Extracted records
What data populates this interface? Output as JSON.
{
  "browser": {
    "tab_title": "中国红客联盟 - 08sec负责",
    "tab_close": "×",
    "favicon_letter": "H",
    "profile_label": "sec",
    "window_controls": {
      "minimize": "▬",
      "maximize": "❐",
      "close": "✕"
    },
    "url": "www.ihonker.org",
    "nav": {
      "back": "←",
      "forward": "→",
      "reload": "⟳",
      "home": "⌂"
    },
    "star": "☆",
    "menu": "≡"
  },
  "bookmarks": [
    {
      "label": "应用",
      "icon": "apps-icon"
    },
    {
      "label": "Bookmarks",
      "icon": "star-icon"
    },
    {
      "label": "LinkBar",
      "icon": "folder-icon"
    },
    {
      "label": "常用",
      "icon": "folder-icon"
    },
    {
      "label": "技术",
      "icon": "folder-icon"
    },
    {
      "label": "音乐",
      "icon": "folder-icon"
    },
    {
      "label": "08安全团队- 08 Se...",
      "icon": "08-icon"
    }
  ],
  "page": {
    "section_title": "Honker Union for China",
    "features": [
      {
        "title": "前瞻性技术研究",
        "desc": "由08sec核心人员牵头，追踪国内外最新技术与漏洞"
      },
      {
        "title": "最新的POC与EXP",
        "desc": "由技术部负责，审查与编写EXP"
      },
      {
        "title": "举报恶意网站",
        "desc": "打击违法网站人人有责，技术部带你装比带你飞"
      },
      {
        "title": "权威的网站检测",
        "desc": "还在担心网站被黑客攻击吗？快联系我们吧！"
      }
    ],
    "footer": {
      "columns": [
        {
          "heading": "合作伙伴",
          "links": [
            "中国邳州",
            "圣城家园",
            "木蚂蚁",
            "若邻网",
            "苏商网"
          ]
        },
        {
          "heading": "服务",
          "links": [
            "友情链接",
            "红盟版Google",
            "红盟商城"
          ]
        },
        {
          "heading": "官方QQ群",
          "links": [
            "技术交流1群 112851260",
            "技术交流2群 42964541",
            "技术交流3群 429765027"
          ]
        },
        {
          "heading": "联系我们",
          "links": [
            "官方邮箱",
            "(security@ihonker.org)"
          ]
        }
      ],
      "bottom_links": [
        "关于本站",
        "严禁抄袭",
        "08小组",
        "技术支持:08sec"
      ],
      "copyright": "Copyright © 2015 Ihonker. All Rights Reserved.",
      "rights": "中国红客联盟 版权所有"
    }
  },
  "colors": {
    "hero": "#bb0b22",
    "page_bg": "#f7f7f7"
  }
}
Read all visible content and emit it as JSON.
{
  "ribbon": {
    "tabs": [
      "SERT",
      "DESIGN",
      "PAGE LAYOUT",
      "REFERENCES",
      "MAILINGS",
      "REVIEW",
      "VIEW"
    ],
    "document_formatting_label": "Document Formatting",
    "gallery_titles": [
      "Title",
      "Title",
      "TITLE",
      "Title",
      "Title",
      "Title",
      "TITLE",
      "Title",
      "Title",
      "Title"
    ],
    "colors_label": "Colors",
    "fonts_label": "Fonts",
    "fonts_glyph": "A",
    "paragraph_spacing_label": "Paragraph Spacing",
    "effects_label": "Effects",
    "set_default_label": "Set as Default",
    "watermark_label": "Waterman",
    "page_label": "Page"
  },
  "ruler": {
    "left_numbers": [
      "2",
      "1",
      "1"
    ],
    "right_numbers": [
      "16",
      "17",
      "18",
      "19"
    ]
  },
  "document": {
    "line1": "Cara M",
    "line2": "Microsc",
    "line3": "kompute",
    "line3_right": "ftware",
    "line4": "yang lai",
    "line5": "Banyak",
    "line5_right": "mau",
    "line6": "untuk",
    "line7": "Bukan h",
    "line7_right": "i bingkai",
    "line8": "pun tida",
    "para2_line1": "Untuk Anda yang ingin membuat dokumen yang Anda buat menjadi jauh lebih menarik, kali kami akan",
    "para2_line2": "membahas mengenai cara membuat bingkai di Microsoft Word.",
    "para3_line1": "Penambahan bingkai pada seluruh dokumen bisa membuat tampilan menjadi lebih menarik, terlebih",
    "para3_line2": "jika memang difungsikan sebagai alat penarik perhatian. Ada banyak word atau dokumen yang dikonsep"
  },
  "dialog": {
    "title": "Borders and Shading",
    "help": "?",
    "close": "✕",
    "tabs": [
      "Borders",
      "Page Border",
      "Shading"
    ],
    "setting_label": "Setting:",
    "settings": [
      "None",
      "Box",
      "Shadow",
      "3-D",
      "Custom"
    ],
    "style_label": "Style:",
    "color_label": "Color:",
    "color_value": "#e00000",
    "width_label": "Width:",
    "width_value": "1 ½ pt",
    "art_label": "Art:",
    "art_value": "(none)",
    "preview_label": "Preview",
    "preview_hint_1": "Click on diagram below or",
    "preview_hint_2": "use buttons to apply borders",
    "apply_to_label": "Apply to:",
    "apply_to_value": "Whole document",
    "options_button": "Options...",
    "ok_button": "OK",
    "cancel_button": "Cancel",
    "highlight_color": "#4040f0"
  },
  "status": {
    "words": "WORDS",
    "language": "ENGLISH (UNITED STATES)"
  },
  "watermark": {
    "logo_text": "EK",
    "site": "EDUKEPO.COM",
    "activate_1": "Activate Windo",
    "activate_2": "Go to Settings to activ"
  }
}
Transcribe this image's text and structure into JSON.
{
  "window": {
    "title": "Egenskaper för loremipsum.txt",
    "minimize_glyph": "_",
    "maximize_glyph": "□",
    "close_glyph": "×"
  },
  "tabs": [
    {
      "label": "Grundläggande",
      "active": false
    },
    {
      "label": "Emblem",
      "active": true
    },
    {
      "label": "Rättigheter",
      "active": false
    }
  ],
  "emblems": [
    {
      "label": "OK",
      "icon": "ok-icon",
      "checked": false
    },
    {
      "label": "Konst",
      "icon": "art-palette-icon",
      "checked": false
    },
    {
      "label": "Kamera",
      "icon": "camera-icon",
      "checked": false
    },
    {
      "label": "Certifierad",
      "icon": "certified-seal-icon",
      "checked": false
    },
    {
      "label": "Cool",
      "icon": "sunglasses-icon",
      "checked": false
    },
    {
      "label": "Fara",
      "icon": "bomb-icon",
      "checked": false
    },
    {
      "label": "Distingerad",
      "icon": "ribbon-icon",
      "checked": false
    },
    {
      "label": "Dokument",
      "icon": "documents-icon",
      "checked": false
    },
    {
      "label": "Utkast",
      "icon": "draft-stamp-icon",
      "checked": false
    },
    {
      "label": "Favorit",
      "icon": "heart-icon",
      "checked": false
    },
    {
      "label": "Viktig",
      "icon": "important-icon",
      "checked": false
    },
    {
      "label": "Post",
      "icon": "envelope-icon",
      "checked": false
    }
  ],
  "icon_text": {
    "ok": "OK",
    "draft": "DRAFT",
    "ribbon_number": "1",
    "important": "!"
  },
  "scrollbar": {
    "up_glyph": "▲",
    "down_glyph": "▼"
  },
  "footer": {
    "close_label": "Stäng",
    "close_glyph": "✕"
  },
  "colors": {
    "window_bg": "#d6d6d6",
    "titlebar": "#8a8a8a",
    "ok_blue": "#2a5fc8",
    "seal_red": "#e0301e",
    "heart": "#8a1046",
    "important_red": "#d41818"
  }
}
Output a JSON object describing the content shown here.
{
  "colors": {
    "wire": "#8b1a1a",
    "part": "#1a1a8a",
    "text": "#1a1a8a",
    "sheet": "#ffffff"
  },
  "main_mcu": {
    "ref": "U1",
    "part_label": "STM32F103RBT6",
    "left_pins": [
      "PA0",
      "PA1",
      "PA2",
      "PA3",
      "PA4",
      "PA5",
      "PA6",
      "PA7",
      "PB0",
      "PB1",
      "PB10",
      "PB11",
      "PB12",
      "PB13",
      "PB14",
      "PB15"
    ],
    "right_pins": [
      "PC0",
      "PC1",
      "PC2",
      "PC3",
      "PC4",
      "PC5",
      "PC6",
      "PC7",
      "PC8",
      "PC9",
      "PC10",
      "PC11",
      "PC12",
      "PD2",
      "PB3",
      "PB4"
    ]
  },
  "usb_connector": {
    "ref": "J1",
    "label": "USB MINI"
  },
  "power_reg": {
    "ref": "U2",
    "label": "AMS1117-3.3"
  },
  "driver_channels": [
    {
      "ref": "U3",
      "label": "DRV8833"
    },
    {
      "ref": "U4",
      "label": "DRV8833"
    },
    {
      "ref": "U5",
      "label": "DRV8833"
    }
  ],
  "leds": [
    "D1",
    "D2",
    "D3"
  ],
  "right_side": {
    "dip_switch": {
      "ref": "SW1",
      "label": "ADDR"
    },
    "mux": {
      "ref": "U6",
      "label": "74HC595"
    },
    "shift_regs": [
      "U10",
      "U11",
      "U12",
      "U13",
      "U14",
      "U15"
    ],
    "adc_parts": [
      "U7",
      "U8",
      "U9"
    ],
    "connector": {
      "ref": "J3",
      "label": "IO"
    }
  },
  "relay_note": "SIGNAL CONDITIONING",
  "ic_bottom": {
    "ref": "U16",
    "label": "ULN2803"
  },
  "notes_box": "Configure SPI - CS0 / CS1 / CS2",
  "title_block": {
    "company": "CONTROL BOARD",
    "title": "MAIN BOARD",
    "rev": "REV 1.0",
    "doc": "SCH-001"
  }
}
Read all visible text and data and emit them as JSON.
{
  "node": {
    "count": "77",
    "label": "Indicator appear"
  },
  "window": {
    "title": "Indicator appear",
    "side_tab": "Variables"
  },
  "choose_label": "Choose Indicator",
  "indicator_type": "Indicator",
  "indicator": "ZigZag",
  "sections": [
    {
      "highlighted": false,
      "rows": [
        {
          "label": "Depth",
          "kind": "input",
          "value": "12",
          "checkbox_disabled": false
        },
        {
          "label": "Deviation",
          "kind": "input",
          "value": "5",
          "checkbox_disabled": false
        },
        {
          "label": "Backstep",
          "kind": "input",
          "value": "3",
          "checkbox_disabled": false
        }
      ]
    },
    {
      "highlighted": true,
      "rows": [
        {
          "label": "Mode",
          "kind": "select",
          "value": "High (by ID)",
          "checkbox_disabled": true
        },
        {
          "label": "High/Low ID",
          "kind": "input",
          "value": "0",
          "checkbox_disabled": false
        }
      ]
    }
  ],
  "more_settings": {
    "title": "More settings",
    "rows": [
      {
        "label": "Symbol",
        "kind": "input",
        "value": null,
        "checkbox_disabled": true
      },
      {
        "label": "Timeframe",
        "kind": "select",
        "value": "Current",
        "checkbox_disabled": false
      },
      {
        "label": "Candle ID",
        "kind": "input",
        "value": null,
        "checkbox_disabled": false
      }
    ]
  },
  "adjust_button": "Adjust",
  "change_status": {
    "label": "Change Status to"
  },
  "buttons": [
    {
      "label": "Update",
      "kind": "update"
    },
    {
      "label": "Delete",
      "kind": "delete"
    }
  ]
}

Instructions to follow: Copy all lines of the listing above that contain the string "this".

Exercise result:
What data populates this interface? Output as JSON.
Transcribe this image's text and structure into JSON.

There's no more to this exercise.